### AIM
Look through the listing below and give the number of lines that hold "document". Say nothing more.

### GIVEN DATA
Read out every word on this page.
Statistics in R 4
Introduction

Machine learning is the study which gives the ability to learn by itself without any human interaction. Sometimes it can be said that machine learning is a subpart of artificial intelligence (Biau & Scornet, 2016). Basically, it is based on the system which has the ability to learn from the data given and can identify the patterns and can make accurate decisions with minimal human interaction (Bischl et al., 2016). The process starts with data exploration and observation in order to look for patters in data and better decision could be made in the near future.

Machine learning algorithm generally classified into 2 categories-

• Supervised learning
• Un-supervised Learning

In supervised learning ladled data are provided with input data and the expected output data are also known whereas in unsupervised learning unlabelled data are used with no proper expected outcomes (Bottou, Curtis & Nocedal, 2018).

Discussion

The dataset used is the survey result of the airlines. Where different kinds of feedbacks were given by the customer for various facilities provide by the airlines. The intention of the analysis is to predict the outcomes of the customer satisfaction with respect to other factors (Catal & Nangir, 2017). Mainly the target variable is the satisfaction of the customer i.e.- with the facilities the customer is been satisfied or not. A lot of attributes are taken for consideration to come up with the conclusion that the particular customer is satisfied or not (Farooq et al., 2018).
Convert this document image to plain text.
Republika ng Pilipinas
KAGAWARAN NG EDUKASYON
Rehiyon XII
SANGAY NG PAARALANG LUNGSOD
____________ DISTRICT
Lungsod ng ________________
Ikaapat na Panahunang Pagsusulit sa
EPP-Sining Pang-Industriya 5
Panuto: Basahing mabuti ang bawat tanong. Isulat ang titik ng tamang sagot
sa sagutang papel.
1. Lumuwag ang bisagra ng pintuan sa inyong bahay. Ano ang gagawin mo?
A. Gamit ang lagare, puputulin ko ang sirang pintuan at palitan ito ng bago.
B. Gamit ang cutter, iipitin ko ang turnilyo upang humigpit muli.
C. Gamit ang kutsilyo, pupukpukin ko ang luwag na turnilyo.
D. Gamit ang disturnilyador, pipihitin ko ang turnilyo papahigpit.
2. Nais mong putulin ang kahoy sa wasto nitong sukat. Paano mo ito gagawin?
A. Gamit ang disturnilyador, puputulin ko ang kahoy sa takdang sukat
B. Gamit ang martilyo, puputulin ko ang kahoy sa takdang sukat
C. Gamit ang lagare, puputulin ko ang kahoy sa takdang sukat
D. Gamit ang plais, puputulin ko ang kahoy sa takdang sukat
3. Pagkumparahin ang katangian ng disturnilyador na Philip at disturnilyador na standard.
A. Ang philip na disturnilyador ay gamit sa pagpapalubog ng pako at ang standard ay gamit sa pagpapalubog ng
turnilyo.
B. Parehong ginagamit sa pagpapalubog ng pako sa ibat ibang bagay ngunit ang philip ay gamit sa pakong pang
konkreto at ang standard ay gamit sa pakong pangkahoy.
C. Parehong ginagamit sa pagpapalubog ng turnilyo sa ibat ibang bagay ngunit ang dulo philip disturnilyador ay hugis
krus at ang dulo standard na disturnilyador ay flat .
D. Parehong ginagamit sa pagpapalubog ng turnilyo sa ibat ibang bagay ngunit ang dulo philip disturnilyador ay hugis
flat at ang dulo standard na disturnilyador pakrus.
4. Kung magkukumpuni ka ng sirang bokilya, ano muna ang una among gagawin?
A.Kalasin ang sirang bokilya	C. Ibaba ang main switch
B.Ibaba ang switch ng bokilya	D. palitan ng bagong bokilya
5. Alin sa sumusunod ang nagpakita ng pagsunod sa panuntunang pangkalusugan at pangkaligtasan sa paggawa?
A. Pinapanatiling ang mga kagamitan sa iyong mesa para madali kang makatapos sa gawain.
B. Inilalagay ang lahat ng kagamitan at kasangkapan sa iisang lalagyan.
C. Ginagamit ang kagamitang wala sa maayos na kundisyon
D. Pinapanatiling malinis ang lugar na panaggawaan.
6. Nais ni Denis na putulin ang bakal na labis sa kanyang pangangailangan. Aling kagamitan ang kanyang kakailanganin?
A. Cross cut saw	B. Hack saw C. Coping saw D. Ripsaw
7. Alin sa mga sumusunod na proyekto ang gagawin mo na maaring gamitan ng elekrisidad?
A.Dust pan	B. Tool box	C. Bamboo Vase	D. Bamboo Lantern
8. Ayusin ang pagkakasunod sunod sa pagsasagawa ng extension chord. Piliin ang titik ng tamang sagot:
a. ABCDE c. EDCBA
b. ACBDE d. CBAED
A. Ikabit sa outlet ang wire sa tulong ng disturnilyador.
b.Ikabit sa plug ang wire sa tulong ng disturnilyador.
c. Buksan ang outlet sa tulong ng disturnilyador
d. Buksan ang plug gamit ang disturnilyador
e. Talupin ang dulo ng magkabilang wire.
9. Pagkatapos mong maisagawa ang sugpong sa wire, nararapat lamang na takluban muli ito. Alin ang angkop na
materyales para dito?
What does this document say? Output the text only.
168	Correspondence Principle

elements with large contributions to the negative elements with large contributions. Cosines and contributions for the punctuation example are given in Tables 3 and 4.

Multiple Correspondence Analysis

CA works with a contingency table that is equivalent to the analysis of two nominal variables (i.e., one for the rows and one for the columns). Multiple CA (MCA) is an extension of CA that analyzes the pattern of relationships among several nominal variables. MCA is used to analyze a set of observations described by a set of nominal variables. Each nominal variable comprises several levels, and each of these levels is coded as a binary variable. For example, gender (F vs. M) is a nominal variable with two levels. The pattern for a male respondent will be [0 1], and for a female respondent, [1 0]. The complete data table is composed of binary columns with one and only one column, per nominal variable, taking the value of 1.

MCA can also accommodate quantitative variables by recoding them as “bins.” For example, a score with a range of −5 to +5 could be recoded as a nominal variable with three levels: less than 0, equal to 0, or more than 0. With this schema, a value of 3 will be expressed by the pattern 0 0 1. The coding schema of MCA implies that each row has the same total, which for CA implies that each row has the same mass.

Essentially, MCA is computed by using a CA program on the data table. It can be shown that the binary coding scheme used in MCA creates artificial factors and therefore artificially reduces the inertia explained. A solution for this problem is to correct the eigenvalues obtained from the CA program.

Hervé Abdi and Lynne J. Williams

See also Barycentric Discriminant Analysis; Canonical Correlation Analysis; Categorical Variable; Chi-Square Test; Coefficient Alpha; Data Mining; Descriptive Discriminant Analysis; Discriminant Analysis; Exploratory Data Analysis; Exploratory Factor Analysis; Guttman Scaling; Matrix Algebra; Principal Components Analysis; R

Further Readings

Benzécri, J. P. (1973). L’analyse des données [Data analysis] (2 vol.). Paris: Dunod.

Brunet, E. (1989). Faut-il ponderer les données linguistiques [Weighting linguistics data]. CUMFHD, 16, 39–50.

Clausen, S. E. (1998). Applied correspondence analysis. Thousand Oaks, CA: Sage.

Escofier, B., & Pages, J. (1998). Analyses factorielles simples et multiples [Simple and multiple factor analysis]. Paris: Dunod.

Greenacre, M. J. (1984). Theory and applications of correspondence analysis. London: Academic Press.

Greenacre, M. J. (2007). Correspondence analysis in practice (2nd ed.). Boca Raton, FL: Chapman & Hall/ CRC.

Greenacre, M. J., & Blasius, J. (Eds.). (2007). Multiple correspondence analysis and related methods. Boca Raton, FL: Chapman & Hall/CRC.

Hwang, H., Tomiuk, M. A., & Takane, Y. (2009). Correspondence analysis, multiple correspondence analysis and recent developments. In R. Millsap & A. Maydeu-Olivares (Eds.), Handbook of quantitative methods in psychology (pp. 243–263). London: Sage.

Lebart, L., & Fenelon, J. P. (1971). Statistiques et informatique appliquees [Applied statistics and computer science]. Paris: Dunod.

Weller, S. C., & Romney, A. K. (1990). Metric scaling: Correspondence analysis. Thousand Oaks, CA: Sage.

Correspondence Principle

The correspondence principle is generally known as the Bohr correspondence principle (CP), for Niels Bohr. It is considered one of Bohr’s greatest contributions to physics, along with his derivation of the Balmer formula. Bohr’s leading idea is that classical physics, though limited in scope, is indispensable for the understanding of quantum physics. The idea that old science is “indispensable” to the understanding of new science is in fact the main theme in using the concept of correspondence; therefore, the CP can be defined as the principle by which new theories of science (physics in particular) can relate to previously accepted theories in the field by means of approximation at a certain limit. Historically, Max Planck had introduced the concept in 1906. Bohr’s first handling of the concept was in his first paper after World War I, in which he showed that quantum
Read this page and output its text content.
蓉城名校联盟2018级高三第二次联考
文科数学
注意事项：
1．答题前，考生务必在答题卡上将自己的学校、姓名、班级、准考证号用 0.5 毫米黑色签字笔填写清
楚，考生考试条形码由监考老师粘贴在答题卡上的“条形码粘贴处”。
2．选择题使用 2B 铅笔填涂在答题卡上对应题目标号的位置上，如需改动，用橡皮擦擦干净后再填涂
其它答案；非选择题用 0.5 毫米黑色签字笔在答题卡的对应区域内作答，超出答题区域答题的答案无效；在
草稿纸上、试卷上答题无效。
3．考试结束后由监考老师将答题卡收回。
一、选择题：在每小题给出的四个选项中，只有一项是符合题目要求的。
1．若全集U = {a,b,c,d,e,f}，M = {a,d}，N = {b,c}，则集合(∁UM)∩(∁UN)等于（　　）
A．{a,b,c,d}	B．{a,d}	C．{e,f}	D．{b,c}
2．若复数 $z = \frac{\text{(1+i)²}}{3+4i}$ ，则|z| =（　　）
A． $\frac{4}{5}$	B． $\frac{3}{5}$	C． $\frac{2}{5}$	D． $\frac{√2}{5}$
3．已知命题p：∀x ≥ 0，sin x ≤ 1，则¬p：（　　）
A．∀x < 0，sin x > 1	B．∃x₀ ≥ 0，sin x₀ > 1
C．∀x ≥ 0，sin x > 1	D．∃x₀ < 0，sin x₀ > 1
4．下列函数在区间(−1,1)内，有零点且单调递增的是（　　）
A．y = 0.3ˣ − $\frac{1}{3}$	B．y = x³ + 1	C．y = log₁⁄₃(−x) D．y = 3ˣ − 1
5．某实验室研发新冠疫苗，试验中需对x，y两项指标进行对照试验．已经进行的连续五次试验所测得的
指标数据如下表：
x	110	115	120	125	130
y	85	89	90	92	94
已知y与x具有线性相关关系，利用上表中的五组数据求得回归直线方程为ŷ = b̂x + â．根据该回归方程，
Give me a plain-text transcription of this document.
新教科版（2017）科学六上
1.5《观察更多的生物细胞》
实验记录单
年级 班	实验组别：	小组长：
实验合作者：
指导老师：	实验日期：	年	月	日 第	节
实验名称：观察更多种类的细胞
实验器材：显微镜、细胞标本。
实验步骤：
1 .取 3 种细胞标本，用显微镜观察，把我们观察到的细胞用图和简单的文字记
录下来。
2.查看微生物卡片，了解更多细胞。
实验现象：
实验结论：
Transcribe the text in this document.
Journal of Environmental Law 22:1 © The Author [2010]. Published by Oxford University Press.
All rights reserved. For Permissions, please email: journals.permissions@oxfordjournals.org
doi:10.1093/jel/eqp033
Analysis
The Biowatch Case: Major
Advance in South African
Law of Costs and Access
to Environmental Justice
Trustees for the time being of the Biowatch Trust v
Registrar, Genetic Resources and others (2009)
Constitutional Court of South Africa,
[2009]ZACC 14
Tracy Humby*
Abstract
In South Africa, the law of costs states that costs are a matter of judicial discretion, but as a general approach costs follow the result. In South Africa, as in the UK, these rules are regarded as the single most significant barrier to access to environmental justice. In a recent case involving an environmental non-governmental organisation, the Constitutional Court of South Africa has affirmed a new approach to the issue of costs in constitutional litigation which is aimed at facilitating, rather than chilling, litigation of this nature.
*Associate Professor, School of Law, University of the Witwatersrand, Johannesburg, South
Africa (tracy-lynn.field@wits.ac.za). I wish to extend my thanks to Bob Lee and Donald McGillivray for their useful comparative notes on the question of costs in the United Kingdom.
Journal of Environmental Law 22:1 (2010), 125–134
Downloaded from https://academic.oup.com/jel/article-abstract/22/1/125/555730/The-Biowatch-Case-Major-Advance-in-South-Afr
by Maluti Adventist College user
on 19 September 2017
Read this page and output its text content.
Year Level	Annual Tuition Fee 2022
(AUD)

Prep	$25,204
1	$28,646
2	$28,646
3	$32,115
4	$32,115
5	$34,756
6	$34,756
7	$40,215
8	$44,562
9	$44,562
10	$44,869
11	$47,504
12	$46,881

### SOLUTION TO THE PROBLEM
4